The answer must be a single number: how many lines of the records below contain "became".

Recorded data
● ● ● ● ● ● ●
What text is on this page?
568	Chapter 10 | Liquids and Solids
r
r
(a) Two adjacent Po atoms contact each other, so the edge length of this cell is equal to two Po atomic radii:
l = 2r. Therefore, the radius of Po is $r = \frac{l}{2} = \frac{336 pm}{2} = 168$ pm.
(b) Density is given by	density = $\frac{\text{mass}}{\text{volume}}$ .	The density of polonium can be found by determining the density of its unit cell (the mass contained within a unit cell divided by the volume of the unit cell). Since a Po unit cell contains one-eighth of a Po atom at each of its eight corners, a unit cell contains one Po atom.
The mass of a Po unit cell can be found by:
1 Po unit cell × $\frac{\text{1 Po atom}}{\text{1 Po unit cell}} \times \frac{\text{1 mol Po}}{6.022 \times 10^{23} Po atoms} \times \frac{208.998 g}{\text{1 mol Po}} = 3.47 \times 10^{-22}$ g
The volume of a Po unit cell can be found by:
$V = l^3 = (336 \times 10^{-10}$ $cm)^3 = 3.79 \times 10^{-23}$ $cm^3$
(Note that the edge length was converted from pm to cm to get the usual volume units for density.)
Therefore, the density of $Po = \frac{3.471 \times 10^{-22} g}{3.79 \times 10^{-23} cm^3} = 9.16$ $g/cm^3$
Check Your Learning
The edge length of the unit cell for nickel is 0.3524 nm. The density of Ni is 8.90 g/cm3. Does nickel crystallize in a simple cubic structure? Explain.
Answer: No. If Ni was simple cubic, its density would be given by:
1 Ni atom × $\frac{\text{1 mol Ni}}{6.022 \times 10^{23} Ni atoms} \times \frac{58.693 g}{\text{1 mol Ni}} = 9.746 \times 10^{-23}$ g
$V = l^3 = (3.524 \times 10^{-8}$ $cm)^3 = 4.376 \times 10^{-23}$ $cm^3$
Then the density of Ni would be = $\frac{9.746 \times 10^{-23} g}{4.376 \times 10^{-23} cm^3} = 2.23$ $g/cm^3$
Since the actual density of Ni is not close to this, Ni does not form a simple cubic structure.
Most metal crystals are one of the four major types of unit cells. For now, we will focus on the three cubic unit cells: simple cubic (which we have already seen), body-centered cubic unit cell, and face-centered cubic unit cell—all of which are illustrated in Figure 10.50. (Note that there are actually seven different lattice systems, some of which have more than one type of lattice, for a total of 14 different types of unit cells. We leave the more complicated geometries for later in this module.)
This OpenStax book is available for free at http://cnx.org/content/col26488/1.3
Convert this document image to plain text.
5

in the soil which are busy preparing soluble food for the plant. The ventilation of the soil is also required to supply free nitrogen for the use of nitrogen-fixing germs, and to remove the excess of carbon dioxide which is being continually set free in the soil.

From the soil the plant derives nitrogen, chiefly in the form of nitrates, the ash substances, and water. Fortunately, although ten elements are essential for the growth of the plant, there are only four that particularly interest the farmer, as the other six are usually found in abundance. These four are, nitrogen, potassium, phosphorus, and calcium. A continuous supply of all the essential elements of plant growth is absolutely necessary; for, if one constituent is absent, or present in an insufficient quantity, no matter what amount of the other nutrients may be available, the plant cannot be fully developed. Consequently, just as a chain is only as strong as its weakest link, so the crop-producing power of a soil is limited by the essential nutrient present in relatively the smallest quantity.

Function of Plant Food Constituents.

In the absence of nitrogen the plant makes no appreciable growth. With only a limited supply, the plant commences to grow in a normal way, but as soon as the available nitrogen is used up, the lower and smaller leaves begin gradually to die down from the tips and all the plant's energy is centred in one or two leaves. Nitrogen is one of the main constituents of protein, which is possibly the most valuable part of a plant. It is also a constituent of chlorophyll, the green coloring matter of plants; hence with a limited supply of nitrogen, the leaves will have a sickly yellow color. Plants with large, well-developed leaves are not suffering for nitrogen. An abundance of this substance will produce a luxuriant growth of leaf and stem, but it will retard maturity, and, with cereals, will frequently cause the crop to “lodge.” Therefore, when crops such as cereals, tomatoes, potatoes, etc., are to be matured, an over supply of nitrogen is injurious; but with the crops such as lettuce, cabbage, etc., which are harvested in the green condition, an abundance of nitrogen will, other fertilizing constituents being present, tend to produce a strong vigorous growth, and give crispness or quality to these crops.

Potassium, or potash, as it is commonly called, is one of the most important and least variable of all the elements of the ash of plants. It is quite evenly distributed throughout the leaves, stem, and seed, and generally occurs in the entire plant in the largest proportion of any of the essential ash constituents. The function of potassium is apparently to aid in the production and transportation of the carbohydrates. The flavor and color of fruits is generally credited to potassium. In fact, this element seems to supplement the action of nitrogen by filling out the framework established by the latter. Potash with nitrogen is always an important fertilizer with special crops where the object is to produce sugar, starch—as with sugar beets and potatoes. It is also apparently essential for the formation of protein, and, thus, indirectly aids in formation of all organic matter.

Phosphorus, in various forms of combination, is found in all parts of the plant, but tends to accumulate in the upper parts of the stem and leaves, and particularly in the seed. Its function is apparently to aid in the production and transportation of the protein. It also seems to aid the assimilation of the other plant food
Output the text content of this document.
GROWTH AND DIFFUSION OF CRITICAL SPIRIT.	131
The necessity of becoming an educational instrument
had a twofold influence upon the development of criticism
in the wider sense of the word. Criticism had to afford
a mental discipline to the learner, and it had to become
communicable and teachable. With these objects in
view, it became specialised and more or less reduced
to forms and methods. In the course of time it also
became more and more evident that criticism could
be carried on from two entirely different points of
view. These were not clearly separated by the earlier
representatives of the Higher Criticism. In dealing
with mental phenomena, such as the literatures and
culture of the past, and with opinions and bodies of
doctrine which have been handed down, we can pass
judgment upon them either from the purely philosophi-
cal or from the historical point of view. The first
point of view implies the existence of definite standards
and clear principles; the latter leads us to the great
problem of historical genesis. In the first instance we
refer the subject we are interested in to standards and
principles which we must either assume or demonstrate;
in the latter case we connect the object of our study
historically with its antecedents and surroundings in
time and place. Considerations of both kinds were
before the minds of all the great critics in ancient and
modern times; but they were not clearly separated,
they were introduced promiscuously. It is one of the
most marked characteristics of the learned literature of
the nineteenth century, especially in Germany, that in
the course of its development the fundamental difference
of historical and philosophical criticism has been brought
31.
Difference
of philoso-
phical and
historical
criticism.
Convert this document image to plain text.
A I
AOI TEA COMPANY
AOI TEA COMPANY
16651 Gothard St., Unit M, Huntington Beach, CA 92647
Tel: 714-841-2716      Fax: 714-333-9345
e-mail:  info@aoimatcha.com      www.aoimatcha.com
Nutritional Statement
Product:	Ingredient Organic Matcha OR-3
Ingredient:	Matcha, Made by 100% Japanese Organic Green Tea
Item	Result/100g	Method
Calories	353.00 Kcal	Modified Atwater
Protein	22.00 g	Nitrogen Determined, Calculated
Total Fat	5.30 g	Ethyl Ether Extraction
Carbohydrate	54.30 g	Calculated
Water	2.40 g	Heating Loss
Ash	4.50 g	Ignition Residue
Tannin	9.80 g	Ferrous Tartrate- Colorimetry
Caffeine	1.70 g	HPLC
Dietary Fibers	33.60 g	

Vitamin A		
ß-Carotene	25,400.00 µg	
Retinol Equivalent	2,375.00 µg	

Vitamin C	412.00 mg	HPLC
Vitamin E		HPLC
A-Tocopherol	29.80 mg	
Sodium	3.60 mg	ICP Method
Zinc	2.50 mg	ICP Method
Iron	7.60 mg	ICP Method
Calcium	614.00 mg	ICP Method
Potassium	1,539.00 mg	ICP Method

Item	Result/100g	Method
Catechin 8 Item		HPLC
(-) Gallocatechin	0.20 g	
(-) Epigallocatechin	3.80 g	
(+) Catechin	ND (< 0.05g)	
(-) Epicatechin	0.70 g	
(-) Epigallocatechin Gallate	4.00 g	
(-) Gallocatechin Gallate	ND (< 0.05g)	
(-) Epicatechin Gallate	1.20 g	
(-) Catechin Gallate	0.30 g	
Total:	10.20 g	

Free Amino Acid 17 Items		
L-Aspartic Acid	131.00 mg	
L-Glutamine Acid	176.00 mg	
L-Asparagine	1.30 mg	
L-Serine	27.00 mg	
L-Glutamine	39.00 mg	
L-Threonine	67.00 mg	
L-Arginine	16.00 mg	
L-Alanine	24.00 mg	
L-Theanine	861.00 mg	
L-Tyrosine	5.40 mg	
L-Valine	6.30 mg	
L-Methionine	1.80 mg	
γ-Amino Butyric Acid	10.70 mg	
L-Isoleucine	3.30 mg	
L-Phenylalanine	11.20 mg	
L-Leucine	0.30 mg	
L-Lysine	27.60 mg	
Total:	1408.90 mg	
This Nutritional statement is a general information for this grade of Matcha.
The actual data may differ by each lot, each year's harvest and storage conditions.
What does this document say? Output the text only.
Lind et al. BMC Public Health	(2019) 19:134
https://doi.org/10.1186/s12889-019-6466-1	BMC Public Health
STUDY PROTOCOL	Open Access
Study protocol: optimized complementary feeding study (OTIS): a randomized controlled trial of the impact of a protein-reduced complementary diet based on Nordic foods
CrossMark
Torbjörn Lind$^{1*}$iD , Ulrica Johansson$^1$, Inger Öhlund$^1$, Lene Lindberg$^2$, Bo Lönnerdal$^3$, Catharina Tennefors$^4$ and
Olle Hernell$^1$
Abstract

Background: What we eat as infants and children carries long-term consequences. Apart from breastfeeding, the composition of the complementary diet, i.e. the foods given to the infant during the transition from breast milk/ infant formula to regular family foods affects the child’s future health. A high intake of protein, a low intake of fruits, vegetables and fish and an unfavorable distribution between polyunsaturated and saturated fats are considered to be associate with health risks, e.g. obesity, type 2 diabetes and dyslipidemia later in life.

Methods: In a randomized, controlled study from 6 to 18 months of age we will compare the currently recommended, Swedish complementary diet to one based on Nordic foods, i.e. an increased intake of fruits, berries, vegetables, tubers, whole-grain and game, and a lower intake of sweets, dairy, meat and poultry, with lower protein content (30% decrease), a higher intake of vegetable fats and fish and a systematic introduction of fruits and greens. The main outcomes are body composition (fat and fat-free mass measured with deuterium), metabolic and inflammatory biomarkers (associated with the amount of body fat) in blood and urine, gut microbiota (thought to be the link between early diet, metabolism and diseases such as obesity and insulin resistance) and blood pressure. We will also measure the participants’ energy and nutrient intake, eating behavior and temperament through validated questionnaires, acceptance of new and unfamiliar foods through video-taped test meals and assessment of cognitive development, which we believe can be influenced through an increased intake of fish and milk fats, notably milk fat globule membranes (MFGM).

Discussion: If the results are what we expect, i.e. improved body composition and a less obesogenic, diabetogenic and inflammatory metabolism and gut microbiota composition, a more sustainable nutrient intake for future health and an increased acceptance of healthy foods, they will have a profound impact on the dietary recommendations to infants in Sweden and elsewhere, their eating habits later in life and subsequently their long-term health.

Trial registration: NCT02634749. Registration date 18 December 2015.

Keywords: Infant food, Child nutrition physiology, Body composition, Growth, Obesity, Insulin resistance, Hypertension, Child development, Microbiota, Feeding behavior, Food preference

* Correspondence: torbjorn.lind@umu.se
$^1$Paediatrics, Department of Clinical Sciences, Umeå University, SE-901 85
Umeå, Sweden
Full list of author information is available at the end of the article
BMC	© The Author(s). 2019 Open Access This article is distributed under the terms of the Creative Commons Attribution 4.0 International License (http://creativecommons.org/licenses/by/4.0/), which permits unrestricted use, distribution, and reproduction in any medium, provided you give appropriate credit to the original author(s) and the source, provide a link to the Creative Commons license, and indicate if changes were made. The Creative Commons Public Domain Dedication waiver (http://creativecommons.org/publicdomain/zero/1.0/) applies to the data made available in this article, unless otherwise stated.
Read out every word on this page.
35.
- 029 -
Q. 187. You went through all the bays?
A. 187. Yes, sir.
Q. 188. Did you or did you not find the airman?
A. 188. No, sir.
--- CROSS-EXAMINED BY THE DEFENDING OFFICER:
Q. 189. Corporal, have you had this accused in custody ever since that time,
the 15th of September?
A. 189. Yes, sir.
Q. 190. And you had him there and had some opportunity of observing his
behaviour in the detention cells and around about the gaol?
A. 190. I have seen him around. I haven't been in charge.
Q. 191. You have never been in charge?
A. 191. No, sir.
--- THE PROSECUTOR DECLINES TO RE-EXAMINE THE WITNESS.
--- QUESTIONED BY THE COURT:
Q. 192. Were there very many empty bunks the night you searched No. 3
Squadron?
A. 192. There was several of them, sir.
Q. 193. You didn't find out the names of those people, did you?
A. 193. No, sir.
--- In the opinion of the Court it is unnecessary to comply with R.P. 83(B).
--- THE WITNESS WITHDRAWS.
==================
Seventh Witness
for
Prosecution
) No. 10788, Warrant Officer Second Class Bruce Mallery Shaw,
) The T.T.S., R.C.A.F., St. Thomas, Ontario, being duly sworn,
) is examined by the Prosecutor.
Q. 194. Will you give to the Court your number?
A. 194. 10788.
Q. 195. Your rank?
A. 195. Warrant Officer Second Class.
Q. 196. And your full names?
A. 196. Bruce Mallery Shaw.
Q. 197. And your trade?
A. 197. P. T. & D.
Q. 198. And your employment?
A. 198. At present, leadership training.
● ● ● ● ● ● ●
### [OUTPUT FOR THIS TASK]
2